_Your instructions_:
Track down each line that has the word "proposal" and copy it.

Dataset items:
=-=-=-=-=

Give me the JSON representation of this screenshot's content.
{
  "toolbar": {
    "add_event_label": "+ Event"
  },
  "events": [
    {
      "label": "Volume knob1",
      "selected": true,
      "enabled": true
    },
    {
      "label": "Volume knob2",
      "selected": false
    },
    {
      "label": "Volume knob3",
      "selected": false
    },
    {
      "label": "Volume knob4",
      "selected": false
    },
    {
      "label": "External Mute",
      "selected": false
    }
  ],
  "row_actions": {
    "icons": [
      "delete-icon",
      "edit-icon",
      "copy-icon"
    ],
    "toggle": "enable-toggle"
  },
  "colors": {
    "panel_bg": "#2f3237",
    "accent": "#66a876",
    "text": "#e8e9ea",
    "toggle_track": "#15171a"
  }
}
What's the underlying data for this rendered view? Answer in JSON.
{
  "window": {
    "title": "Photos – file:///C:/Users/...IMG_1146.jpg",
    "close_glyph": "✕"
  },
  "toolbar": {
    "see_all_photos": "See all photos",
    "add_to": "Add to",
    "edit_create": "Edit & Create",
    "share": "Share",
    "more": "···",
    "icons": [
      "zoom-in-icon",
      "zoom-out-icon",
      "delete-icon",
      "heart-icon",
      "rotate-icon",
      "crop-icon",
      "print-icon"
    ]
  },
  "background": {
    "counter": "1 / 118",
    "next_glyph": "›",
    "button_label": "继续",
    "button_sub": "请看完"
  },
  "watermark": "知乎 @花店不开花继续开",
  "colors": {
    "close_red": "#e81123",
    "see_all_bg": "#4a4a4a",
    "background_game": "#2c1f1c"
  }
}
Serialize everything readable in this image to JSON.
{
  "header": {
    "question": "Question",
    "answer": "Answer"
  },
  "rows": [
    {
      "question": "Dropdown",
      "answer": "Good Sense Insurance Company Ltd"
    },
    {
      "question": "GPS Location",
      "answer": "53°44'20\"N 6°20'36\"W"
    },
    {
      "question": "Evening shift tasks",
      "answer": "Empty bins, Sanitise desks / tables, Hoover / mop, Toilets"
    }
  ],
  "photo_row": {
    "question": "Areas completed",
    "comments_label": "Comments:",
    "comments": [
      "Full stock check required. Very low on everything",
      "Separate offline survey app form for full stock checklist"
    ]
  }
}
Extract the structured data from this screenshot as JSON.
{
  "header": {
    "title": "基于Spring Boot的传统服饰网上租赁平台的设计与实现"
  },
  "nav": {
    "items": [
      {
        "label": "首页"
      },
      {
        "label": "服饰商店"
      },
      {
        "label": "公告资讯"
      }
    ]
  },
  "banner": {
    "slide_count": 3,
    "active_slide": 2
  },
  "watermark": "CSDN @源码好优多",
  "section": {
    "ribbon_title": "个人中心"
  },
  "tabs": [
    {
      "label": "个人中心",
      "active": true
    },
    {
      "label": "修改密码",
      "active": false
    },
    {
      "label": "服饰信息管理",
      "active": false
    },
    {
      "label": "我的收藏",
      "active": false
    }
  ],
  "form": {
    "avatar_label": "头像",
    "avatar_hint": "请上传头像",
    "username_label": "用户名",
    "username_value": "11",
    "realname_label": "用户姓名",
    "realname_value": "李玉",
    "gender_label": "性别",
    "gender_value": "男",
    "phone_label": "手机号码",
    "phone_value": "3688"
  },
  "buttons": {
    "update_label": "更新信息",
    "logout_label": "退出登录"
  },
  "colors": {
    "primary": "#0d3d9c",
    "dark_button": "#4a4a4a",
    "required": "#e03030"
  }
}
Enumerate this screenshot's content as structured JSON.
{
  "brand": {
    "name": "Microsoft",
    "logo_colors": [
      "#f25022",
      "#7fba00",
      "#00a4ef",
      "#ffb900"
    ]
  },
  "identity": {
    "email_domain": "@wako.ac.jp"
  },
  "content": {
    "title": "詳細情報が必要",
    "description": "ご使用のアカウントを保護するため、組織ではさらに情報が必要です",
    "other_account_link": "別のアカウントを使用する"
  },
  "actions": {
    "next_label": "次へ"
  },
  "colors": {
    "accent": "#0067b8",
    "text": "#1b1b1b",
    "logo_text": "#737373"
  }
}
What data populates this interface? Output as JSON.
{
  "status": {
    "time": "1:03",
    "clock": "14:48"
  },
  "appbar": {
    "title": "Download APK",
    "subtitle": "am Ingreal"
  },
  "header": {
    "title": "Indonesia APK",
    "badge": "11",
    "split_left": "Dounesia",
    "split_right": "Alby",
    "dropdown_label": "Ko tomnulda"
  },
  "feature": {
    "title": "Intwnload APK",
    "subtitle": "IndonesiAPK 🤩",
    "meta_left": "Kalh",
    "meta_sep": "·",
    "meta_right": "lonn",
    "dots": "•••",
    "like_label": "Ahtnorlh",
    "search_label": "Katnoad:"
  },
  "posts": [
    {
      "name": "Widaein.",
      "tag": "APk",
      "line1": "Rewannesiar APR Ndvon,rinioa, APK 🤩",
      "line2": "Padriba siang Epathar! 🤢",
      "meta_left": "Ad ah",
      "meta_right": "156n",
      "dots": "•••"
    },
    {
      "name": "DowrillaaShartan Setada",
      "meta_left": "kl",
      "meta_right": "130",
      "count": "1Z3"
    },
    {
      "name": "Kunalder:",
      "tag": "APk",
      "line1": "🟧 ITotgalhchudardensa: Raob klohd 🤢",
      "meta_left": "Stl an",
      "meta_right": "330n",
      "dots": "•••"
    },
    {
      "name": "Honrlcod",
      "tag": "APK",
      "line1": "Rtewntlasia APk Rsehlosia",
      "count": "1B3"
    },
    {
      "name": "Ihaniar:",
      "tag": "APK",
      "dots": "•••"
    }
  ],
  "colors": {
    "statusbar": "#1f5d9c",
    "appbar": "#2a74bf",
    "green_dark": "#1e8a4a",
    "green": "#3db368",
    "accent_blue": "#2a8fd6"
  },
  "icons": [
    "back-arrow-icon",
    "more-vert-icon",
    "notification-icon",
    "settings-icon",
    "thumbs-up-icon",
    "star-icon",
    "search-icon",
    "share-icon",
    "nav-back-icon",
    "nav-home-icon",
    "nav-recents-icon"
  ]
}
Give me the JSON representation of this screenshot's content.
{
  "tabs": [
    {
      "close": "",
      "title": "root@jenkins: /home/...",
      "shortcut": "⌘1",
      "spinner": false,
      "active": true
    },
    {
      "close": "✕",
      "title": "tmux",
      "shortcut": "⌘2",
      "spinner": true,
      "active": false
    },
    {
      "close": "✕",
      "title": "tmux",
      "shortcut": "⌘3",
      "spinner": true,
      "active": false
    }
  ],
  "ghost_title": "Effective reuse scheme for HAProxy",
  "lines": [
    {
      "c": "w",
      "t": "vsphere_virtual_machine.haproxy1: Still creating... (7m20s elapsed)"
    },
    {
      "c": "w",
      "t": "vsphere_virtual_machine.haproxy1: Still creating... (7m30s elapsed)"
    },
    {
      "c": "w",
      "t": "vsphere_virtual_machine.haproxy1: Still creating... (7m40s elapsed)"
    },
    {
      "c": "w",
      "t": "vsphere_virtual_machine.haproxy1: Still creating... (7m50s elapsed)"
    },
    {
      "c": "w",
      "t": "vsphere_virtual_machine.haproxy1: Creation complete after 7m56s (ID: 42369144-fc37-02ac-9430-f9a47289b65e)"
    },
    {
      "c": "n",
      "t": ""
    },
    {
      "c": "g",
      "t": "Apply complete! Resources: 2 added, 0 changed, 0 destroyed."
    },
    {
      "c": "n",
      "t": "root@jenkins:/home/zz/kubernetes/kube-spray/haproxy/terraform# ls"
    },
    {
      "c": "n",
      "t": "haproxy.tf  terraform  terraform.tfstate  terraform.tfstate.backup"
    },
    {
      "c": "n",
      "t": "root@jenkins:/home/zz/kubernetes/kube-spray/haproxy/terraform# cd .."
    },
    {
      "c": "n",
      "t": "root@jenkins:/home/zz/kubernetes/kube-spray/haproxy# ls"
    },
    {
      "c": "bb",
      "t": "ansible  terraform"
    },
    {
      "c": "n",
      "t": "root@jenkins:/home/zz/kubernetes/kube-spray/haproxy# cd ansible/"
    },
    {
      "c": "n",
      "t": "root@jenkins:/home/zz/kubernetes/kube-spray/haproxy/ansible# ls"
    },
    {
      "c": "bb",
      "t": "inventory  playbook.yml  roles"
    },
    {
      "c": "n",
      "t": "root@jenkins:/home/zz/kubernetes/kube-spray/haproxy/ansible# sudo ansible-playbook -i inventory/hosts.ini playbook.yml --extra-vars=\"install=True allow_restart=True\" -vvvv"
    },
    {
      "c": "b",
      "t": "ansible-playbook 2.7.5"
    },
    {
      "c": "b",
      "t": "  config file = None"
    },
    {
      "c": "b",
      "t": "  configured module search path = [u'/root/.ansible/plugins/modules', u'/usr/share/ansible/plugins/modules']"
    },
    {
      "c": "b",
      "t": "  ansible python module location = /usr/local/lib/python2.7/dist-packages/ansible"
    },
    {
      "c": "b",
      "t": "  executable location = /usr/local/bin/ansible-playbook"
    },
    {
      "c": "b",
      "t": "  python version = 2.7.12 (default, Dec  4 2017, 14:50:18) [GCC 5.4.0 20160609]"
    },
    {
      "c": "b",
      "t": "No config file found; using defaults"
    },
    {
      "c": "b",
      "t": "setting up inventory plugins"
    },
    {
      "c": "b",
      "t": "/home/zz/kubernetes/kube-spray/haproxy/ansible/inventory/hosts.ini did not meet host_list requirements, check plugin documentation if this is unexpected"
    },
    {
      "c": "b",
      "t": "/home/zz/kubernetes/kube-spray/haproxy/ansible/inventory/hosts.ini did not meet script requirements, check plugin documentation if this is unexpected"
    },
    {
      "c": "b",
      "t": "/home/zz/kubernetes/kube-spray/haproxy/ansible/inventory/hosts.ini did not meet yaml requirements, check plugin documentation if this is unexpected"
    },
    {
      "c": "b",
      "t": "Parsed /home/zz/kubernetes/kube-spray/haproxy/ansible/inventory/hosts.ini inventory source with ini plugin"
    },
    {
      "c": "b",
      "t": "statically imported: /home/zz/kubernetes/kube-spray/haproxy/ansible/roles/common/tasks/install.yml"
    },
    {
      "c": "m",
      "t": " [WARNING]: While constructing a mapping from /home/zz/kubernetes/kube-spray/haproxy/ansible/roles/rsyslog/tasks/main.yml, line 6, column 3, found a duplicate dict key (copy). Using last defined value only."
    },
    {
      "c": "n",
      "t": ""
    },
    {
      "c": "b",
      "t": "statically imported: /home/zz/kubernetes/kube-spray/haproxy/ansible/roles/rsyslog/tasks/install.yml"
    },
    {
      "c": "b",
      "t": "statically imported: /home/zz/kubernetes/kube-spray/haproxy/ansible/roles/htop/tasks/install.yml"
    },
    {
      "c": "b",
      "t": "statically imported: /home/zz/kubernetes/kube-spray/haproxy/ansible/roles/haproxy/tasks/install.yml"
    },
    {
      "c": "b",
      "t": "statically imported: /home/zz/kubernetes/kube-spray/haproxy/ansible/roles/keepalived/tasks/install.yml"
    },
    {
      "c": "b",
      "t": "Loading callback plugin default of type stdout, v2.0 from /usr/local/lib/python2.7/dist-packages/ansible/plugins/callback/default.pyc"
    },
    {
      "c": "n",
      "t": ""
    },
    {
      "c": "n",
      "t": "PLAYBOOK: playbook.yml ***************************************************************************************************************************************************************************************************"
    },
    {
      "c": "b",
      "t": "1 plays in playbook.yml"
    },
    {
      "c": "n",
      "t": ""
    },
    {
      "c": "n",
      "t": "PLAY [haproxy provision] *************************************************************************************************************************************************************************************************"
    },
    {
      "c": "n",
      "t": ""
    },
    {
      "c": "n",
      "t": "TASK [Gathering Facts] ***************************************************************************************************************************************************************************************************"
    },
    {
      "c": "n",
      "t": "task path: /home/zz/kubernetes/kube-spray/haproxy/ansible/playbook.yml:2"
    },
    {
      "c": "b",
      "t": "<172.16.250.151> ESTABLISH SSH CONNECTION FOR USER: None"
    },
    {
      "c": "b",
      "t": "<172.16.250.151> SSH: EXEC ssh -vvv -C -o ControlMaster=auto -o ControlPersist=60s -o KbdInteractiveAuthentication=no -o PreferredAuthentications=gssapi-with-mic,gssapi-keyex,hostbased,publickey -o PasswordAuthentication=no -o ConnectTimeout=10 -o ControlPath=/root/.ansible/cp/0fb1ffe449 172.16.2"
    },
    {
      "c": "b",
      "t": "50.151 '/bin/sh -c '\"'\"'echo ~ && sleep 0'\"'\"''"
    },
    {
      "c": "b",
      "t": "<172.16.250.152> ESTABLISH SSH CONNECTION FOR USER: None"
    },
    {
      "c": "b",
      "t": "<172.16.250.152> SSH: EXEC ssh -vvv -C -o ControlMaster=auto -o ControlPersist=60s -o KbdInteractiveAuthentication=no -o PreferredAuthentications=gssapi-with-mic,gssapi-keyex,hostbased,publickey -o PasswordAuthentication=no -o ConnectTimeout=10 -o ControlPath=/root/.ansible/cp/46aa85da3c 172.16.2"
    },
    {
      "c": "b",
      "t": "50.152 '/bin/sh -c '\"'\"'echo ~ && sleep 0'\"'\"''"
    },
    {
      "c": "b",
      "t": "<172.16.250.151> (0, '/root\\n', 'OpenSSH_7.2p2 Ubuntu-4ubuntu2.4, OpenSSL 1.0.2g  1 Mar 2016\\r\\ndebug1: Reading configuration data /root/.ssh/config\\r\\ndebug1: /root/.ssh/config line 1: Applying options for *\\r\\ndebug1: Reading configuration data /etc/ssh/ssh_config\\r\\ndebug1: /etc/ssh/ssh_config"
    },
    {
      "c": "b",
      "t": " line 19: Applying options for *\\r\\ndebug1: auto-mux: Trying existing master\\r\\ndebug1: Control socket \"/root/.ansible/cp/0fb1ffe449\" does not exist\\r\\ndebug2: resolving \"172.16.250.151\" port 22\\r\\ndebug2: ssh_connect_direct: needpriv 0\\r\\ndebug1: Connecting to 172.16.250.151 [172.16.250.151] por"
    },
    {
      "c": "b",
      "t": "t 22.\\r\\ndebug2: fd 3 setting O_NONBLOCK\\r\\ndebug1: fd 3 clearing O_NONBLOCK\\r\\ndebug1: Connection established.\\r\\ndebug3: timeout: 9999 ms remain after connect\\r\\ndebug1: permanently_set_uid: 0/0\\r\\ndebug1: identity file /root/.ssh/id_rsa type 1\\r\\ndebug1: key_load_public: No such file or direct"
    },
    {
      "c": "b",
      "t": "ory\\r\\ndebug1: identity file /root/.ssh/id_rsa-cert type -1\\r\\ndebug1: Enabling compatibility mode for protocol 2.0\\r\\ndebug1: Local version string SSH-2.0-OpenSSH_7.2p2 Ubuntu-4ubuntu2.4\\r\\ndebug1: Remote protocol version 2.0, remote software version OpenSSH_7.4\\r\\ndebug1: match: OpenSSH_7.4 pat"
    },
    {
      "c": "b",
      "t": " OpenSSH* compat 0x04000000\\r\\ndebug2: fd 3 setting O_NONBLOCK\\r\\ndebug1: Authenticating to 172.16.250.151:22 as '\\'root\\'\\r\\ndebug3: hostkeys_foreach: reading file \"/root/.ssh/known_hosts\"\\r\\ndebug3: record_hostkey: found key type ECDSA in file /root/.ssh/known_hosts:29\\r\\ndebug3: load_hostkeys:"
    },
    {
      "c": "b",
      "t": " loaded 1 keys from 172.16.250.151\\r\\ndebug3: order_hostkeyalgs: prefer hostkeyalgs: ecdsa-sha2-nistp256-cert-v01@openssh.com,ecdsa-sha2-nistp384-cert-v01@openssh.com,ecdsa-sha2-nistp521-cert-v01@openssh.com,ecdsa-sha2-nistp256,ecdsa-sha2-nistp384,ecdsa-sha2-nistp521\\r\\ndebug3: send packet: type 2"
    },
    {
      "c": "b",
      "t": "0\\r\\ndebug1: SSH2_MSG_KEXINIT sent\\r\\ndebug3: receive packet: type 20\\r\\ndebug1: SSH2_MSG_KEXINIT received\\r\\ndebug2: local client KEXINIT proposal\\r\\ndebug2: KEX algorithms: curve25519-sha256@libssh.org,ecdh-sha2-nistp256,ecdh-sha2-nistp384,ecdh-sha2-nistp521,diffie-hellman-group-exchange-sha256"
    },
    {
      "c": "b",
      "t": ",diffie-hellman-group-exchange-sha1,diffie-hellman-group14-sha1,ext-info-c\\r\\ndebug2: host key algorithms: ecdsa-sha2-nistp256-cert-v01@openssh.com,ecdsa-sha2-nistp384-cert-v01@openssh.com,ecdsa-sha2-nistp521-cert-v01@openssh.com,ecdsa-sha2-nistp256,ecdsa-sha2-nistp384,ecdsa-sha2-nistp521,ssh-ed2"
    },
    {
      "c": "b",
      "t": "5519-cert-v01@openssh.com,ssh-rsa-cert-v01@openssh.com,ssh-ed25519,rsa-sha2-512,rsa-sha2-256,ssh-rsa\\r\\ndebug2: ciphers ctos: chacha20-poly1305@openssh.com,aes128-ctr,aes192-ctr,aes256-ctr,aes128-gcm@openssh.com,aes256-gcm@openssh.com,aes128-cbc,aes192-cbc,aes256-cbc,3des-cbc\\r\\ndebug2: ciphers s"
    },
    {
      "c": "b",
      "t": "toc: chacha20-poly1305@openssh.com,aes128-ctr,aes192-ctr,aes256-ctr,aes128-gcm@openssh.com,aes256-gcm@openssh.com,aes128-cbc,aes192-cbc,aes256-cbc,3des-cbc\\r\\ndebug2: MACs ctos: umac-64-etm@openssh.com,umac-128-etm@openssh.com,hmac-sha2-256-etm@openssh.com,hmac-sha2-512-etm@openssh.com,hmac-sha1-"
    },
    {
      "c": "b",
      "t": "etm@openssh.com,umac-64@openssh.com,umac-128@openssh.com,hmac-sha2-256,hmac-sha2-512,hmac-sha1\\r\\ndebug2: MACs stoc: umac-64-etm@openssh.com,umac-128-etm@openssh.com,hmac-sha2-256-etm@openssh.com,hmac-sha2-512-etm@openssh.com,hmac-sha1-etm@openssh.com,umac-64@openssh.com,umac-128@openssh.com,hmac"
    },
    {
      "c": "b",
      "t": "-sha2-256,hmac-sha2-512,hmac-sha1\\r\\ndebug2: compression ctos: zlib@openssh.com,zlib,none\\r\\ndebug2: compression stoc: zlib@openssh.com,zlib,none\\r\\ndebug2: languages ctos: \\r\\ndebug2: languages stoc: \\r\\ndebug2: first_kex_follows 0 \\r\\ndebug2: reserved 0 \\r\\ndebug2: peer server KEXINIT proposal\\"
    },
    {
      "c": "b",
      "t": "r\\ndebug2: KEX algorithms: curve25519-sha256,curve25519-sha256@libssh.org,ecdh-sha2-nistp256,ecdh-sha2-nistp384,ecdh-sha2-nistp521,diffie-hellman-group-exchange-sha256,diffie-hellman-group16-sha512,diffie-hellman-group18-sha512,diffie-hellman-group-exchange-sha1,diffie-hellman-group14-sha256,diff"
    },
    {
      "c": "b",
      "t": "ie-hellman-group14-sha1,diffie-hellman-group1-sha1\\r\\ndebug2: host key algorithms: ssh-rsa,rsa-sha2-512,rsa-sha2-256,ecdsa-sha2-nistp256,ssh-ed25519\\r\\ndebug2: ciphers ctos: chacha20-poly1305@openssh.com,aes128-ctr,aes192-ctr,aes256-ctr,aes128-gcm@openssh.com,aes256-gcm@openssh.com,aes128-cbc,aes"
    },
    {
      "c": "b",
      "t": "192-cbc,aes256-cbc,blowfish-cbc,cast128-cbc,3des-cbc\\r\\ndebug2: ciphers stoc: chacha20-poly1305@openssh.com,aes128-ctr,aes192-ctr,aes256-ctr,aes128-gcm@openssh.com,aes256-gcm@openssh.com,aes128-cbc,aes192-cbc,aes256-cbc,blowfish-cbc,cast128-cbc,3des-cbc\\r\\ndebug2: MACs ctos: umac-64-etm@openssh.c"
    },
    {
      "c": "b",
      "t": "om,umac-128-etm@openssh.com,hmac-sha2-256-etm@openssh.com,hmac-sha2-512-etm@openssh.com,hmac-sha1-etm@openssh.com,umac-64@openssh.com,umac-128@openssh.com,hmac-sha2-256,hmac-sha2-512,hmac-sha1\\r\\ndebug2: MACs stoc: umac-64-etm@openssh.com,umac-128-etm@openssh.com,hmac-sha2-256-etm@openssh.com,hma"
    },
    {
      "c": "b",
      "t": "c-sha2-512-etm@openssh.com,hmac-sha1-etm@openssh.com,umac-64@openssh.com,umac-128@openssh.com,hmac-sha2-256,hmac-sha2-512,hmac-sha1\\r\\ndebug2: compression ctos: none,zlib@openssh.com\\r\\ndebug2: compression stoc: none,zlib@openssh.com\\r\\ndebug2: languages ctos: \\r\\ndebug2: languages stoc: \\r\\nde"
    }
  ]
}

=-=-=-=-=

_Response to this task_:
      "t": "0\\r\\ndebug1: SSH2_MSG_KEXINIT sent\\r\\ndebug3: receive packet: type 20\\r\\ndebug1: SSH2_MSG_KEXINIT received\\r\\ndebug2: local client KEXINIT proposal\\r\\ndebug2: KEX algorithms: curve25519-sha256@libssh.org,ecdh-sha2-nistp256,ecdh-sha2-nistp384,ecdh-sha2-nistp521,diffie-hellman-group-exchange-sha256"
      "t": "-sha2-256,hmac-sha2-512,hmac-sha1\\r\\ndebug2: compression ctos: zlib@openssh.com,zlib,none\\r\\ndebug2: compression stoc: zlib@openssh.com,zlib,none\\r\\ndebug2: languages ctos: \\r\\ndebug2: languages stoc: \\r\\ndebug2: first_kex_follows 0 \\r\\ndebug2: reserved 0 \\r\\ndebug2: peer server KEXINIT proposal\\"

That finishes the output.